begin Material provided
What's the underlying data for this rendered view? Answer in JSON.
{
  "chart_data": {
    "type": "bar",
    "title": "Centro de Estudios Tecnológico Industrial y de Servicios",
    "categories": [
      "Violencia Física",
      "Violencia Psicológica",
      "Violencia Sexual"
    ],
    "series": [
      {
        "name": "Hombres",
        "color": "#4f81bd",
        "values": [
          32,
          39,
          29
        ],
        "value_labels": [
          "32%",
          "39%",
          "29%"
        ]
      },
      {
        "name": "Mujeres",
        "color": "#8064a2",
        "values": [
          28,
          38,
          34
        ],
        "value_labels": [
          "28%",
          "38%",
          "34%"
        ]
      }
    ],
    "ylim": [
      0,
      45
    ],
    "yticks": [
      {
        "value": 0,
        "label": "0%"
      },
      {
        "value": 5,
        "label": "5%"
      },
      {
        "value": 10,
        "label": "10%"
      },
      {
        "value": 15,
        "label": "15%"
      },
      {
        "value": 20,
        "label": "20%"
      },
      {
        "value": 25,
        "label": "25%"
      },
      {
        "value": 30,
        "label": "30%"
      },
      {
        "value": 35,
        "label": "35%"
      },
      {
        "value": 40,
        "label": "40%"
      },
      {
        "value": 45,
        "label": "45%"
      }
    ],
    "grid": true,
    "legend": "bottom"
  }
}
end Material provided
Reproduce every entry shown above, precisely as it stands.

What's the underlying data for this rendered view? Answer in JSON.
{
  "chart_data": {
    "type": "bar",
    "title": "Centro de Estudios Tecnológico Industrial y de Servicios",
    "categories": [
      "Violencia Física",
      "Violencia Psicológica",
      "Violencia Sexual"
    ],
    "series": [
      {
        "name": "Hombres",
        "color": "#4f81bd",
        "values": [
          32,
          39,
          29
        ],
        "value_labels": [
          "32%",
          "39%",
          "29%"
        ]
      },
      {
        "name": "Mujeres",
        "color": "#8064a2",
        "values": [
          28,
          38,
          34
        ],
        "value_labels": [
          "28%",
          "38%",
          "34%"
        ]
      }
    ],
    "ylim": [
      0,
      45
    ],
    "yticks": [
      {
        "value": 0,
        "label": "0%"
      },
      {
        "value": 5,
        "label": "5%"
      },
      {
        "value": 10,
        "label": "10%"
      },
      {
        "value": 15,
        "label": "15%"
      },
      {
        "value": 20,
        "label": "20%"
      },
      {
        "value": 25,
        "label": "25%"
      },
      {
        "value": 30,
        "label": "30%"
      },
      {
        "value": 35,
        "label": "35%"
      },
      {
        "value": 40,
        "label": "40%"
      },
      {
        "value": 45,
        "label": "45%"
      }
    ],
    "grid": true,
    "legend": "bottom"
  }
}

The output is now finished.